New survey reveals COVID, cost of living crisis, skills shortages and lack of mentorship have negatively affected women’s career development in the past 2 years

CAPE TOWN, South Africa, March 8, 2023/APO Group/ — 

52% believe women’s careers in tech suffered due to COVID-19 & cost-of-living crisis; 32% of those in the tech sector say they haven’t received a promotion for over 24 months; 68% see a skills shortage as a key barrier to entry; 21% of women in Africa tech roles are working more than one job to make ends meet; women still need better pay and better flexible working opportunities.

A new global survey of women and allies ahead of International Women’s Day (IWD) today, 8 March, held under the theme “DigitALL: Innovation and technology for gender equality’”, reveals that parity for women in technology-related positions and industries is still a way off, and suggests that COVID-19 has had a major role to play in blocking women’s advancement, along with a skills shortage, and that women are further hampered in their progression by a cost-of-living crisis and lack of access to funding.

The survey entitled, ‘A deep dive into challenges & opportunities for women’s tech careers and women-led enterprises across Asia, Europe and Africa’, attracted respondents from those three regions, with 45% of respondents who live and work in Africa, 38% based in Europe and 17% in Asia. The survey, conducted by global tech event Africa Tech Festival (http://www.AfricaTechFestival.com/) and tech news portal Connecting Africa (http://www.ConnectingAfrica.com/) in conjunction with London Tech Week and Asia Tech X Singapore, is part of a new annual benchmark survey mapping barriers faced by women in business, perceptions around why they cannot move forward, as well as potential solutions and opportunities to bridging the equality divide.

Challenges

The survey found that over half (56%) of respondents believed that when it came to the recent pandemic and to economic challenges in general, it was women who missed out on work opportunities, were forced to scale down work and take time off to care for children, as well as undertaking more household chores.  

26% of the respondents believe women are more likely than men to have been denied access to financial support from governments, whilst a further 26% perceive women as shouldering most of the burden of childcare or care of other dependants in their households whilst juggling work responsibilities.

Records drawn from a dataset
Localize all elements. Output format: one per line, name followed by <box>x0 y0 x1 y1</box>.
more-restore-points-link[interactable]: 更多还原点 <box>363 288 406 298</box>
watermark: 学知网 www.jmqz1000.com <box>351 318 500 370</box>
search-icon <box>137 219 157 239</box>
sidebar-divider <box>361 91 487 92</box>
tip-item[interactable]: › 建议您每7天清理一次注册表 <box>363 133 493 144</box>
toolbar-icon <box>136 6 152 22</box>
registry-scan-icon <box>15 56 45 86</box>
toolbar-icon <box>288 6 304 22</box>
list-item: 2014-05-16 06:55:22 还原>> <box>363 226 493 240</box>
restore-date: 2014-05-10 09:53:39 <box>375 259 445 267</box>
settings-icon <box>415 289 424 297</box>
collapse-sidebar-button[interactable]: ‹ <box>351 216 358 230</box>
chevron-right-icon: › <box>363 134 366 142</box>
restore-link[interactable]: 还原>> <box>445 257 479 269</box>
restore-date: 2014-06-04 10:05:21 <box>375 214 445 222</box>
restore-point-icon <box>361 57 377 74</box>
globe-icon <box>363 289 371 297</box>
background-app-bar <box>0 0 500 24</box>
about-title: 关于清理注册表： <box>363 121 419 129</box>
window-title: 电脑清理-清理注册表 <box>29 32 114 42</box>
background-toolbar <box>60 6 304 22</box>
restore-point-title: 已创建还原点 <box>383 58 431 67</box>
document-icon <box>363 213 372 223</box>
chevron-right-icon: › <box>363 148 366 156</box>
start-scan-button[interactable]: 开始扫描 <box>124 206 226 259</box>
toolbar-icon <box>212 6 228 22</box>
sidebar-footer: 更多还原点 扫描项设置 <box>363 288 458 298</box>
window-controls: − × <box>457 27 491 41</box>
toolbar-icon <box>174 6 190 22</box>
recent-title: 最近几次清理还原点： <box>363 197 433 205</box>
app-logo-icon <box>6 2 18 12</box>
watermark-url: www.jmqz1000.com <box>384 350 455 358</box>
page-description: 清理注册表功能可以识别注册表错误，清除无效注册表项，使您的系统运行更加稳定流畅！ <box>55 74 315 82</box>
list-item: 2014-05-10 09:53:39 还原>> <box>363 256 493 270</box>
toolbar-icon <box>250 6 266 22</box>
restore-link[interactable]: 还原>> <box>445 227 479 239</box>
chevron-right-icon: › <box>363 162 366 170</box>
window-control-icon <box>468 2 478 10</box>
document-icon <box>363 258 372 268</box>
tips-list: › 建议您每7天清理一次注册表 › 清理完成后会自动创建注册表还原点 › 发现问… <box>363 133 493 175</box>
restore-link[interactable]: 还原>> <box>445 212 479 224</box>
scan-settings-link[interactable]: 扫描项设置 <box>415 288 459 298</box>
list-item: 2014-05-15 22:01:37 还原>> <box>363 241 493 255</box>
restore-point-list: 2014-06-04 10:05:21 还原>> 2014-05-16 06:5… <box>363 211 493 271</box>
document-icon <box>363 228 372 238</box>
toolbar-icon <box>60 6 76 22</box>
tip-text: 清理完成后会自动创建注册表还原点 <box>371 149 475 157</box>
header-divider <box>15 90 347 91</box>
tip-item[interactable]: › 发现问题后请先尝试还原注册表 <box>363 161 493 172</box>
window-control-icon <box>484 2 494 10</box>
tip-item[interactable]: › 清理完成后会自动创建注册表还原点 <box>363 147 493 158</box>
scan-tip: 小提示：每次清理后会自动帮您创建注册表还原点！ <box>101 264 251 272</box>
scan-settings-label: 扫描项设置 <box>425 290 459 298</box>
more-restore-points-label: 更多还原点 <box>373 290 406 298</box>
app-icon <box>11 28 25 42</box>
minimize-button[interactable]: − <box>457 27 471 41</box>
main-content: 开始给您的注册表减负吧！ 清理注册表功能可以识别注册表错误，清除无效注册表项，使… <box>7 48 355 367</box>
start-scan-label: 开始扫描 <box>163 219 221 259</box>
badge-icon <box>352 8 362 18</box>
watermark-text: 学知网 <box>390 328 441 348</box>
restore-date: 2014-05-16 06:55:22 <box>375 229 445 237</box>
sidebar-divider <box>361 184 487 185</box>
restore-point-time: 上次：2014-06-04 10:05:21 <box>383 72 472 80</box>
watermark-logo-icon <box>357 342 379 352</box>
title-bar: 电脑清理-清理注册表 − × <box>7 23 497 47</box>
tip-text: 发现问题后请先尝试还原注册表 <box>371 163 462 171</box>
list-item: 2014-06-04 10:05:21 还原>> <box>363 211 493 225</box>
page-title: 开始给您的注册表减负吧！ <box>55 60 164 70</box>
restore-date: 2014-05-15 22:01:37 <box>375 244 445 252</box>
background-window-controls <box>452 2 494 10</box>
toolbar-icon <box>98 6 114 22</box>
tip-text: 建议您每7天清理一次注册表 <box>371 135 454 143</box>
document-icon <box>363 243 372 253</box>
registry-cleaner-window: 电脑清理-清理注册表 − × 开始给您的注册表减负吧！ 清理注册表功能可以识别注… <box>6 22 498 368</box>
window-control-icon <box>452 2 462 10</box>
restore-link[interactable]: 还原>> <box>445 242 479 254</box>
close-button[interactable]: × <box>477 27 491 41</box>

> [Complete the following]:
**1.** In the article on the women-in-tech survey, what percentage of respondents live and work in Africa?
**2.** Continue the article on the women-in-tech survey from the point where it stops.

> [Written responses]:
**1.** 45%

**2.**
These compounded the challenges women in the increase of the cost of living, with a little over 2/3 of European and Asian women respondents’ employment situation was impacted by the cost-of-living crisis. However, that number increases to almost 81% of African women. The cost-of-living crisis seems to have a bigger impact in Africa than in Asia and Europe.

Working more than one job is increasingly commonplace – 15%  revealed they used to be self-employed or own a business but have now taken another job whilst running their business on the side, with 21% of African respondents confirming they are now working two or more jobs, a greater proportion than their counterparts in Europe and Asia.

Whilst women still experience gender bias in the tech sector, overall, unemployment in the tech ecosystem was found to be less than other surveyed industry sectors, with just 2% of women tech workers across the three regions targeted made redundant over the past 24 months. 12% of those respondents are now working full time when they used to be unemployed and a further 16% are now working full-time up from their part time roles. 

73% of women respondents across the three continents have seen their employment situation in the tech sector impacted by a lack of career development opportunitieswith 32% revealing they had a pay loss and/or haven’t received a promotion for more than 24 months, although this could be due to the pervading economic climate.

Lack of funding and support for women in tech

The survey shows that women are still a long way from achieving equality when it comes to obtaining funding. Having a greater amount of women-focused business events and awards is perceived as one of the most powerful initiatives, which has helped women-led start-ups get better access to funding over the last 24 months. This is closely followed by more women in tech being championed in the press.  African women, however, seem to struggle the most, with 19% saying it is now significantly more difficult to access funding.

We need to focus from the grassroots up and empower Africa’s young women to follow paths into STEM careers by providing better funding

Other factors that could lead to better support for women-led business and to encourage more women to enter the field, include the presence of more women-led venture capital funds and women-focused accelerator programmes.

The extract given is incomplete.